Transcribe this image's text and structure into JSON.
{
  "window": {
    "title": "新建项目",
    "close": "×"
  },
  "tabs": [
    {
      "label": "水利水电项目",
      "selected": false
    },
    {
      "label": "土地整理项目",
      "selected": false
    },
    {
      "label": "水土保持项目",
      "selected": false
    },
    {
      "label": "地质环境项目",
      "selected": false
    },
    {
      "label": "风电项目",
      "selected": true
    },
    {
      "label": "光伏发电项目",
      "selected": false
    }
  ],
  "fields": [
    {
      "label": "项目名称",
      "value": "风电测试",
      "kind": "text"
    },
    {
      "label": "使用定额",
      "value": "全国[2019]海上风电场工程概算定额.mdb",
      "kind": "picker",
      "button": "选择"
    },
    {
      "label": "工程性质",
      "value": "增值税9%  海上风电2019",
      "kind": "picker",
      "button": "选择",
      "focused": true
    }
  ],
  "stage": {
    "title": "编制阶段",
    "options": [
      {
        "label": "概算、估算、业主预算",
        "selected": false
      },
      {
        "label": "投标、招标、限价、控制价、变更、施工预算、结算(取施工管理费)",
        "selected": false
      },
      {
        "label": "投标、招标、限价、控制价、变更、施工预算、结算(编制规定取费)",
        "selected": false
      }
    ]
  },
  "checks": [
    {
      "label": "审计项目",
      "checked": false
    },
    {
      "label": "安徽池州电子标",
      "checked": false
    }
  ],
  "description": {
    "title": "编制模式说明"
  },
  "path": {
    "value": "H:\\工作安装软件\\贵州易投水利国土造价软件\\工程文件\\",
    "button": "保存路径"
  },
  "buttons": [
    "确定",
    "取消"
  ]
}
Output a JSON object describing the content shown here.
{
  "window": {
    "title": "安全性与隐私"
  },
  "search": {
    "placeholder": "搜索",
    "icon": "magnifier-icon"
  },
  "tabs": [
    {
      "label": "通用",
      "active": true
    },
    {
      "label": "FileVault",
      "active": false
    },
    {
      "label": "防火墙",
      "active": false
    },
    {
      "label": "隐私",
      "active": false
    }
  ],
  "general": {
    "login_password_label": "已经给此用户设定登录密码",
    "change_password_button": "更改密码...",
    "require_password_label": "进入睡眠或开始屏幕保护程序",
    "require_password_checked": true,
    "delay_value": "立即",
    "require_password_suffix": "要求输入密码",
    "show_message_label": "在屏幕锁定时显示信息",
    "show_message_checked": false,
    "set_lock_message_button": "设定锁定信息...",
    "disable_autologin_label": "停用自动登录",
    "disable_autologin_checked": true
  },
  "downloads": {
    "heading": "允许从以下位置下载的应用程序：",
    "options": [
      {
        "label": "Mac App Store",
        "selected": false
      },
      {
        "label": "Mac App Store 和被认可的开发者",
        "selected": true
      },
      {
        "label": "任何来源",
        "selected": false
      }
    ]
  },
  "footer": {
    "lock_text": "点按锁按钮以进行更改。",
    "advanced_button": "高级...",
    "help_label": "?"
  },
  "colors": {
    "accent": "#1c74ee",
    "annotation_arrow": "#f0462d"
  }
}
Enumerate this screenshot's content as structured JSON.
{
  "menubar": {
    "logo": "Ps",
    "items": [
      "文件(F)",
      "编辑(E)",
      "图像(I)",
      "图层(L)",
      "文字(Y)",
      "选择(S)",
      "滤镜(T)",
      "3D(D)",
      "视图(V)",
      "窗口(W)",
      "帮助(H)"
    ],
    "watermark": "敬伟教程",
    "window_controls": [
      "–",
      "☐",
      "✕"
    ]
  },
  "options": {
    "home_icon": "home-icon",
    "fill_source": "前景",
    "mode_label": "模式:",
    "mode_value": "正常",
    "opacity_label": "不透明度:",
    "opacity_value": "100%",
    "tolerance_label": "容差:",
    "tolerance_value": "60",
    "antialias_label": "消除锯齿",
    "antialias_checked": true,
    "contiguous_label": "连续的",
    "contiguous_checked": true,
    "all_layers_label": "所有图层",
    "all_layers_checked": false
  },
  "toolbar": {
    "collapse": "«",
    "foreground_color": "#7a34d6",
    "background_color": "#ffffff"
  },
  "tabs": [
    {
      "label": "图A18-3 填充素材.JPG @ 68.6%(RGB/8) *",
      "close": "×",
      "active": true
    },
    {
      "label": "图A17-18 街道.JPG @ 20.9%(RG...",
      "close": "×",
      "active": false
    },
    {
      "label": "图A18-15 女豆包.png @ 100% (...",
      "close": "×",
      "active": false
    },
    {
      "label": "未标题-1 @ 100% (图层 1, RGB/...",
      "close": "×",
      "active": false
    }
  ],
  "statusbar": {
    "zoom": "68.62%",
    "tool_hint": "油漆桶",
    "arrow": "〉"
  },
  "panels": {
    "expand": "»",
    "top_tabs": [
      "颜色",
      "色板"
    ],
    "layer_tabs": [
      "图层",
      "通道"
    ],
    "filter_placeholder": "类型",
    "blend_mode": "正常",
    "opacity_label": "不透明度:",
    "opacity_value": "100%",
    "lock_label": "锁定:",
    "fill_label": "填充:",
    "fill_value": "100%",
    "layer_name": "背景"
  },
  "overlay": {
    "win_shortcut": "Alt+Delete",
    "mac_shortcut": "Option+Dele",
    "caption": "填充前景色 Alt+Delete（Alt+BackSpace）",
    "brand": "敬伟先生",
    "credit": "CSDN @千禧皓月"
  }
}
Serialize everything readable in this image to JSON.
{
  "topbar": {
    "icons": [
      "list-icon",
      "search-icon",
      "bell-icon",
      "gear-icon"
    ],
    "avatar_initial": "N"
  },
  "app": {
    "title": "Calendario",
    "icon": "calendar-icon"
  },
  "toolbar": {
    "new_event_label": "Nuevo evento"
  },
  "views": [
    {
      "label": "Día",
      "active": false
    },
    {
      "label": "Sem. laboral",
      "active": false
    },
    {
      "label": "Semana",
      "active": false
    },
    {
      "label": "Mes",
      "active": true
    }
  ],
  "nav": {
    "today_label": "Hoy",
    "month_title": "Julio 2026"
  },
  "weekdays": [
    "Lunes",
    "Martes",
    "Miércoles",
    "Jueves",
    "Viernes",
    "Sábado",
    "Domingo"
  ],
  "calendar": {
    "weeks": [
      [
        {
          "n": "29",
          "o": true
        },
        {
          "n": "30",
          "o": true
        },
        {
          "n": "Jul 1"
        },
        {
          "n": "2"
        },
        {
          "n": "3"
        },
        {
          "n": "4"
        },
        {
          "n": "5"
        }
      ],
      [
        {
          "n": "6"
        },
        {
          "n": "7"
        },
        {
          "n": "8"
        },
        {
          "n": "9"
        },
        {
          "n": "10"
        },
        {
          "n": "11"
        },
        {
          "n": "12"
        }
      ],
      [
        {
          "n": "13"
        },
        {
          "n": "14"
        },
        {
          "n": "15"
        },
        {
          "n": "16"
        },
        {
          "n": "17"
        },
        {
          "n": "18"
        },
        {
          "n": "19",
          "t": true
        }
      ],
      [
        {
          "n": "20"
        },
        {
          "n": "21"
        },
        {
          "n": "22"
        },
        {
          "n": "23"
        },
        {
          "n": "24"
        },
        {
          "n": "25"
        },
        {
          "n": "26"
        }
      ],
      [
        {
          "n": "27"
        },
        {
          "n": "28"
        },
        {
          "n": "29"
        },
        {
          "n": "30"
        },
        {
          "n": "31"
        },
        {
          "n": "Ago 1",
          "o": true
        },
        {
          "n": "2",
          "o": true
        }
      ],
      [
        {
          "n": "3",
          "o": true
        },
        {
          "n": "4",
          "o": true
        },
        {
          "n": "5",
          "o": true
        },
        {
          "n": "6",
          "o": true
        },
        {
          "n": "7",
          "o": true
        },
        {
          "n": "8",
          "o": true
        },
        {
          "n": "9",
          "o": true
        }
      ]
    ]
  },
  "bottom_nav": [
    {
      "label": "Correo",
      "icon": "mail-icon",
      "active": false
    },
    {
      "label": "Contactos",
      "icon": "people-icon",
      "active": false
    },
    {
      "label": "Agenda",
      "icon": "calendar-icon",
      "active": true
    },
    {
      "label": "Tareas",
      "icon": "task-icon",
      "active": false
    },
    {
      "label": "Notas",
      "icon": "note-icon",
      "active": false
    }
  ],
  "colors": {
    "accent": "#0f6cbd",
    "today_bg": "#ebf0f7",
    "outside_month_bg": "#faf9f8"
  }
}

= = =

*WHAT IS NEEDED*. Look for "Store" and pull out every line that has it.

*OUTPUT OF THE TASK*.
        "label": "Mac App Store",
        "label": "Mac App Store 和被认可的开发者",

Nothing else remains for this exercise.